- TASK DIRECTIONS -
Below is a block of records; repeat each one exactly.

··········

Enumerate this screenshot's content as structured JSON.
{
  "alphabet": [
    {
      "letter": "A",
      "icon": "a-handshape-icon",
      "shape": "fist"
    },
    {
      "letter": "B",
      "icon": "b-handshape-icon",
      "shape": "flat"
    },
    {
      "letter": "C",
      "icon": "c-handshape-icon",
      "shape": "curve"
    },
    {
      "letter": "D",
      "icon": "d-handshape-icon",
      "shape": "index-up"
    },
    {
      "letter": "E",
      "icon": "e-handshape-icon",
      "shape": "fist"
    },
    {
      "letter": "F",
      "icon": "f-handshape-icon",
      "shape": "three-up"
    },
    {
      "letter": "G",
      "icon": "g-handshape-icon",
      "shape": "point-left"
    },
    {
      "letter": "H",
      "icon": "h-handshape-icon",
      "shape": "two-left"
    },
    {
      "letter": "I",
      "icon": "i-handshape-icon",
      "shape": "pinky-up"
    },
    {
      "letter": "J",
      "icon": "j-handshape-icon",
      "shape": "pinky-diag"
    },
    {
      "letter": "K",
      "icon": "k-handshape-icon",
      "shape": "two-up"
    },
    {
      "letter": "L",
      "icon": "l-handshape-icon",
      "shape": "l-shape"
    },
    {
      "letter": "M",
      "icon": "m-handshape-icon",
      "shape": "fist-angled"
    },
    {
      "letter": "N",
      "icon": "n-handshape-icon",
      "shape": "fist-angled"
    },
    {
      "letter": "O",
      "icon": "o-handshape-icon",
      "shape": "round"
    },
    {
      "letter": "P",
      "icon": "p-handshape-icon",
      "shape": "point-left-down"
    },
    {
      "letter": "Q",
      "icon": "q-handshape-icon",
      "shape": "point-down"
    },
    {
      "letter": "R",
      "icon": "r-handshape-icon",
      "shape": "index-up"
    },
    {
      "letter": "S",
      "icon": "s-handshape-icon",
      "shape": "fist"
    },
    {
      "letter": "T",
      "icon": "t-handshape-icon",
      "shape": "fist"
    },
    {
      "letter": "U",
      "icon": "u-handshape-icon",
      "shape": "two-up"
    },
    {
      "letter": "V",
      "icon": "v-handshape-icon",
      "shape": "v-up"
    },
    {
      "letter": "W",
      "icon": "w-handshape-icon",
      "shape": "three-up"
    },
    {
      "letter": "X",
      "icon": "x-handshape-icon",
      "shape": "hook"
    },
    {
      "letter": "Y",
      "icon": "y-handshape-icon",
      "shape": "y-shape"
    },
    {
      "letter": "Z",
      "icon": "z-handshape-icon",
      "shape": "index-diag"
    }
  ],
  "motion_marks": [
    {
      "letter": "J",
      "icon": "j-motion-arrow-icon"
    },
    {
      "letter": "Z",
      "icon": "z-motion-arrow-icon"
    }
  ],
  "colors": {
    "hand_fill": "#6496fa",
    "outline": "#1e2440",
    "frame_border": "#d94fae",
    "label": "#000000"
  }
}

··········

- RESPONSE TO THE EXERCISE -
Enumerate this screenshot's content as structured JSON.
{
  "alphabet": [
    {
      "letter": "A",
      "icon": "a-handshape-icon",
      "shape": "fist"
    },
    {
      "letter": "B",
      "icon": "b-handshape-icon",
      "shape": "flat"
    },
    {
      "letter": "C",
      "icon": "c-handshape-icon",
      "shape": "curve"
    },
    {
      "letter": "D",
      "icon": "d-handshape-icon",
      "shape": "index-up"
    },
    {
      "letter": "E",
      "icon": "e-handshape-icon",
      "shape": "fist"
    },
    {
      "letter": "F",
      "icon": "f-handshape-icon",
      "shape": "three-up"
    },
    {
      "letter": "G",
      "icon": "g-handshape-icon",
      "shape": "point-left"
    },
    {
      "letter": "H",
      "icon": "h-handshape-icon",
      "shape": "two-left"
    },
    {
      "letter": "I",
      "icon": "i-handshape-icon",
      "shape": "pinky-up"
    },
    {
      "letter": "J",
      "icon": "j-handshape-icon",
      "shape": "pinky-diag"
    },
    {
      "letter": "K",
      "icon": "k-handshape-icon",
      "shape": "two-up"
    },
    {
      "letter": "L",
      "icon": "l-handshape-icon",
      "shape": "l-shape"
    },
    {
      "letter": "M",
      "icon": "m-handshape-icon",
      "shape": "fist-angled"
    },
    {
      "letter": "N",
      "icon": "n-handshape-icon",
      "shape": "fist-angled"
    },
    {
      "letter": "O",
      "icon": "o-handshape-icon",
      "shape": "round"
    },
    {
      "letter": "P",
      "icon": "p-handshape-icon",
      "shape": "point-left-down"
    },
    {
      "letter": "Q",
      "icon": "q-handshape-icon",
      "shape": "point-down"
    },
    {
      "letter": "R",
      "icon": "r-handshape-icon",
      "shape": "index-up"
    },
    {
      "letter": "S",
      "icon": "s-handshape-icon",
      "shape": "fist"
    },
    {
      "letter": "T",
      "icon": "t-handshape-icon",
      "shape": "fist"
    },
    {
      "letter": "U",
      "icon": "u-handshape-icon",
      "shape": "two-up"
    },
    {
      "letter": "V",
      "icon": "v-handshape-icon",
      "shape": "v-up"
    },
    {
      "letter": "W",
      "icon": "w-handshape-icon",
      "shape": "three-up"
    },
    {
      "letter": "X",
      "icon": "x-handshape-icon",
      "shape": "hook"
    },
    {
      "letter": "Y",
      "icon": "y-handshape-icon",
      "shape": "y-shape"
    },
    {
      "letter": "Z",
      "icon": "z-handshape-icon",
      "shape": "index-diag"
    }
  ],
  "motion_marks": [
    {
      "letter": "J",
      "icon": "j-motion-arrow-icon"
    },
    {
      "letter": "Z",
      "icon": "z-motion-arrow-icon"
    }
  ],
  "colors": {
    "hand_fill": "#6496fa",
    "outline": "#1e2440",
    "frame_border": "#d94fae",
    "label": "#000000"
  }
}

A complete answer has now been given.